From the listing below, pull out the lines that hold "Consulta".

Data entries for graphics

+++

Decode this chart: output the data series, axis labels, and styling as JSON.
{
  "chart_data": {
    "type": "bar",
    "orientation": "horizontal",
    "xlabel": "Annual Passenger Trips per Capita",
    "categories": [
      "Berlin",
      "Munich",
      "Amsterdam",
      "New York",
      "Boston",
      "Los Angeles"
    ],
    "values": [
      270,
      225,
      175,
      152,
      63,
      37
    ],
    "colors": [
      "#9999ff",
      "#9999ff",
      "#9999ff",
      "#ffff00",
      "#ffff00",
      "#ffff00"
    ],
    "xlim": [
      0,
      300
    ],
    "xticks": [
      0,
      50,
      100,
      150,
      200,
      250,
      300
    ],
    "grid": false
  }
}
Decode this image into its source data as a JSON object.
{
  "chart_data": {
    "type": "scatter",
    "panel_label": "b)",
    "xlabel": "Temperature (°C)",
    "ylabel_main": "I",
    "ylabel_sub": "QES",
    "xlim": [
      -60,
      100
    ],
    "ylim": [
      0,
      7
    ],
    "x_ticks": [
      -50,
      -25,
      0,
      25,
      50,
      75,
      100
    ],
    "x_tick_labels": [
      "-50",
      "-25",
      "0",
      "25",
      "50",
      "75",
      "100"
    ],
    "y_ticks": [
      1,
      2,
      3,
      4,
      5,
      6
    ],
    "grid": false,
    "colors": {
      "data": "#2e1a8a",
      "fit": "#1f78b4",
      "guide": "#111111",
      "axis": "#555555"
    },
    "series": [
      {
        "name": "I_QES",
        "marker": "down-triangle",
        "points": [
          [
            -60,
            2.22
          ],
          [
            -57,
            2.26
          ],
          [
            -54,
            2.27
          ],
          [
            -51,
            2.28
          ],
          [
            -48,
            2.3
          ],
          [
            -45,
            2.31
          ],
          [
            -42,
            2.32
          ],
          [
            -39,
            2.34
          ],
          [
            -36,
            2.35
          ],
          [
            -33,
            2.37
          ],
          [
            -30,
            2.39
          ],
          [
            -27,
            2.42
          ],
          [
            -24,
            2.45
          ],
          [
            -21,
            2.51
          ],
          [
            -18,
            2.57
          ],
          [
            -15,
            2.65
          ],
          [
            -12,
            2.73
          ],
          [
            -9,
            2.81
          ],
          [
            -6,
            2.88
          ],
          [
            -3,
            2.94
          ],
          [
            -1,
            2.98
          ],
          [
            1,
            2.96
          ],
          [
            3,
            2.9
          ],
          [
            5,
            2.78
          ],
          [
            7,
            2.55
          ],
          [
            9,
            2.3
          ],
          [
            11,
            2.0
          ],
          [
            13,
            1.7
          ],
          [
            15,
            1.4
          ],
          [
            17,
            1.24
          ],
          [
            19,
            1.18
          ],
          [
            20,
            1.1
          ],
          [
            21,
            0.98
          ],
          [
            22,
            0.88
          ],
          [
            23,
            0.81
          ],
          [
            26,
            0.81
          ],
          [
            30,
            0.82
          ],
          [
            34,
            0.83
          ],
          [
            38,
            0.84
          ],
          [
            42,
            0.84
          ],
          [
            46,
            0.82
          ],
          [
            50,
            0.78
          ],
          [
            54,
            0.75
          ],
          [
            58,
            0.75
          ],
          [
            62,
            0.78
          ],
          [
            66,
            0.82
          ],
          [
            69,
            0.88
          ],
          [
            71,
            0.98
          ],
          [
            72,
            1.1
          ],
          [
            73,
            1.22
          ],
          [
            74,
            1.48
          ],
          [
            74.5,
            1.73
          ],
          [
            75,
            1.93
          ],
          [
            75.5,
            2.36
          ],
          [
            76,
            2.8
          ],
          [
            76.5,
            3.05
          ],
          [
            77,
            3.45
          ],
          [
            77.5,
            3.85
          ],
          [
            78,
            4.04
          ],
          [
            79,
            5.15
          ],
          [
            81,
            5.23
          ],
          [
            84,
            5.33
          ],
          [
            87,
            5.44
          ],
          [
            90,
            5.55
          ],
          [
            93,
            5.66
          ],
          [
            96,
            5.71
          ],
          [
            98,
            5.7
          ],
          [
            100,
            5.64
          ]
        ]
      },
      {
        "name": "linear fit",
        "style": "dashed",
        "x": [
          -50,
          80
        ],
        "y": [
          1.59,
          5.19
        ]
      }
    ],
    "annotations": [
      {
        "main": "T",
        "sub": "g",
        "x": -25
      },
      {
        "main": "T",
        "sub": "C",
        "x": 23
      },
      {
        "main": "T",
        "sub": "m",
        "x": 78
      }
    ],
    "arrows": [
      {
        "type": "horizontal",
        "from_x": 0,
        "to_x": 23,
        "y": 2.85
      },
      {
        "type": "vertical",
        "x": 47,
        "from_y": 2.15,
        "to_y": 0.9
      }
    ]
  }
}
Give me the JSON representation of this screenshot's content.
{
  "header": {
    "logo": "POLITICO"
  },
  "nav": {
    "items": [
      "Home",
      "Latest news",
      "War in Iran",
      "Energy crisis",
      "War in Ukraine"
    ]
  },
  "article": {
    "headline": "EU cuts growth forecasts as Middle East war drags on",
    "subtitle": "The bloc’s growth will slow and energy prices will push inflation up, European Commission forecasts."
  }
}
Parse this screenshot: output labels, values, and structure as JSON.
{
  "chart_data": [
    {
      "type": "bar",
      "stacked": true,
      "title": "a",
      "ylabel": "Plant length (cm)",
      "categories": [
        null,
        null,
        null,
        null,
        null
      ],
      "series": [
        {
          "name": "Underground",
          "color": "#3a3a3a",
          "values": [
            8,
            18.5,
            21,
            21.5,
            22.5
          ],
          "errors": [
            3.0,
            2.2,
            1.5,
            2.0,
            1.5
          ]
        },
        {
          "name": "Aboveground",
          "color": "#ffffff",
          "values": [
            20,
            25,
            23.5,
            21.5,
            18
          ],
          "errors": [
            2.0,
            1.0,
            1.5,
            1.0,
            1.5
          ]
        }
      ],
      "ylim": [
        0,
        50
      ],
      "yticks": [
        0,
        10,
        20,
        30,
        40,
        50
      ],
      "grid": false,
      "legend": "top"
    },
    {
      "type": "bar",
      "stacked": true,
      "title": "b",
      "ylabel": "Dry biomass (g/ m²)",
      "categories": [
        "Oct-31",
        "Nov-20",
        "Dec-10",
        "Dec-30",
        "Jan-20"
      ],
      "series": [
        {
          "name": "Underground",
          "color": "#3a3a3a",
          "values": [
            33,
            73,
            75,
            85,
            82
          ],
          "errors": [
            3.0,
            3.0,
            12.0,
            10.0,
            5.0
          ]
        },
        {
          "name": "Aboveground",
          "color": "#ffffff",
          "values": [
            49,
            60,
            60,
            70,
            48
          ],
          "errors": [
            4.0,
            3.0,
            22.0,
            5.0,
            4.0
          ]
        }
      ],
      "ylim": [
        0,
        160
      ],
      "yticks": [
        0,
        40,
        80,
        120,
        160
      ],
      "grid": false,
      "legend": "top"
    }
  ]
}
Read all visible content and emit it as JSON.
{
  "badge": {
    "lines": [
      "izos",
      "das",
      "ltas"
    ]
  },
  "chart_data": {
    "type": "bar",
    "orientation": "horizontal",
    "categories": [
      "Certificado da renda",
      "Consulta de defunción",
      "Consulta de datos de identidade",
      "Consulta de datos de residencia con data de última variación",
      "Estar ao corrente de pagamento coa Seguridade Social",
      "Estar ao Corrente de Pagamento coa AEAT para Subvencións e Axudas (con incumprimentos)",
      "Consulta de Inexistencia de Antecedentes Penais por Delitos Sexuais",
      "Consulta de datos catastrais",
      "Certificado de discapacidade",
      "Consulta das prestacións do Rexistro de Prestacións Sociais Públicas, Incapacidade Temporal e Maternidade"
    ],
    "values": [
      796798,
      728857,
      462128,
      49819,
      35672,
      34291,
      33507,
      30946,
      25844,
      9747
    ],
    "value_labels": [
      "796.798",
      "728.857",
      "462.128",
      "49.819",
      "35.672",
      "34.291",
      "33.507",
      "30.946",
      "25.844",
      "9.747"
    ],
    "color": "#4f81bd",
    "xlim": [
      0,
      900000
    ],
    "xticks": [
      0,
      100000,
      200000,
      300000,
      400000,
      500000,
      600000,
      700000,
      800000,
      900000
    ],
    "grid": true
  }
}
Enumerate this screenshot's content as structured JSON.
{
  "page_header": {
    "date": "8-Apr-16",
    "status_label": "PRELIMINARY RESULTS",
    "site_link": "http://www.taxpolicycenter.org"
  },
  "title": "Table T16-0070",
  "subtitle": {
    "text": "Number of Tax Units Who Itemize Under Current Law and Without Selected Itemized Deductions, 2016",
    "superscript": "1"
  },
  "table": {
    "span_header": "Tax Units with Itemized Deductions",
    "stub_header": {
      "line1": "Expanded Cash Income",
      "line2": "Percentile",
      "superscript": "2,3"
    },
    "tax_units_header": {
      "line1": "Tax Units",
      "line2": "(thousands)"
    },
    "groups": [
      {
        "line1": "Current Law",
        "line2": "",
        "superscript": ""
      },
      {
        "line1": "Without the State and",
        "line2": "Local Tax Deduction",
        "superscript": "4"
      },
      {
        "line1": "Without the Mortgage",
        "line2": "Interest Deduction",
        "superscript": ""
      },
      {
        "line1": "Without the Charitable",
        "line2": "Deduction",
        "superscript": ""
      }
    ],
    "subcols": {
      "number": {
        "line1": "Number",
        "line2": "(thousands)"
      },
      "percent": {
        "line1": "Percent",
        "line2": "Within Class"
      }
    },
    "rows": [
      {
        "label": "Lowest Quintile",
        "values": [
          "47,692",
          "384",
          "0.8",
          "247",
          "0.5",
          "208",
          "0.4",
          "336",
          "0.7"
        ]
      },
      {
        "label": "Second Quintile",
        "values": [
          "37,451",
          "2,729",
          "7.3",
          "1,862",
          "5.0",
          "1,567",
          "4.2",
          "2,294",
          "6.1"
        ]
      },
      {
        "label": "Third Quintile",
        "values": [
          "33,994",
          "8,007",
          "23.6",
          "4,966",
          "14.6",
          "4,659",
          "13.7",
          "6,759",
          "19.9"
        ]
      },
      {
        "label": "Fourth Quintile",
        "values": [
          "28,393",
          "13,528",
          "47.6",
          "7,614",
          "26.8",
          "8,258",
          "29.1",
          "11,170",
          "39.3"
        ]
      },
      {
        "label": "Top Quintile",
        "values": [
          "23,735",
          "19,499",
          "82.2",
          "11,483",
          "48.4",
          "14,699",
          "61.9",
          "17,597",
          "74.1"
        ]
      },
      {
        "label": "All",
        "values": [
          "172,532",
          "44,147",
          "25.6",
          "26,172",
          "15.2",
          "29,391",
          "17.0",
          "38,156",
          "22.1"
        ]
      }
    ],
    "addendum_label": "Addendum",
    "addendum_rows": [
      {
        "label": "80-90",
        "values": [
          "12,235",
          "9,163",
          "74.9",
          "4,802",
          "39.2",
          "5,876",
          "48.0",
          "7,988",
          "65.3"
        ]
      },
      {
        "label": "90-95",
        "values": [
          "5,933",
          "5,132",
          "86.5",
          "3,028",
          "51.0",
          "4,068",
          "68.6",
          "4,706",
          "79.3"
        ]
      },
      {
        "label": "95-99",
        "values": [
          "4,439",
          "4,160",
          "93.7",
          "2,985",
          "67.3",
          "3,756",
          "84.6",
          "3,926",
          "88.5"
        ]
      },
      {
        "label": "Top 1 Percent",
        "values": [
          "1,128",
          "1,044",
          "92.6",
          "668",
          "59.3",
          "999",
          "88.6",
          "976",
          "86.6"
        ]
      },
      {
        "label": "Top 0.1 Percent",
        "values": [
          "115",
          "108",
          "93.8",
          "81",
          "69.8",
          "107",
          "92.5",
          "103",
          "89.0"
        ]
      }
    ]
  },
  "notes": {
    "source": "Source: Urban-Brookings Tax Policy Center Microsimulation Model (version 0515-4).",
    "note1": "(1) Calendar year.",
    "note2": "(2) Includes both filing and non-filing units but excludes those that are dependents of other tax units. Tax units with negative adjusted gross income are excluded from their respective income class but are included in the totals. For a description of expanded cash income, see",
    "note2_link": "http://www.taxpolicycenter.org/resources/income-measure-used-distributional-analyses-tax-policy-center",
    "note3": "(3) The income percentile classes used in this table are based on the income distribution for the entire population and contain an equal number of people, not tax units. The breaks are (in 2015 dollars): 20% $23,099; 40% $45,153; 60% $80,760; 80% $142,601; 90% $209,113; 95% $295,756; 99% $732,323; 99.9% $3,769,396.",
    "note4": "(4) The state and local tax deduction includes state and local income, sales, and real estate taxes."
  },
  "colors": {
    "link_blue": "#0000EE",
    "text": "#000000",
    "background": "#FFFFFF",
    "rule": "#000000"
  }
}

+++

• [ANSWER TO THE EXERCISE]
      "Consulta de defunción",
      "Consulta de datos de identidade",
      "Consulta de datos de residencia con data de última variación",
      "Consulta de Inexistencia de Antecedentes Penais por Delitos Sexuais",
      "Consulta de datos catastrais",
      "Consulta das prestacións do Rexistro de Prestacións Sociais Públicas, Incapacidade Temporal e Maternidade"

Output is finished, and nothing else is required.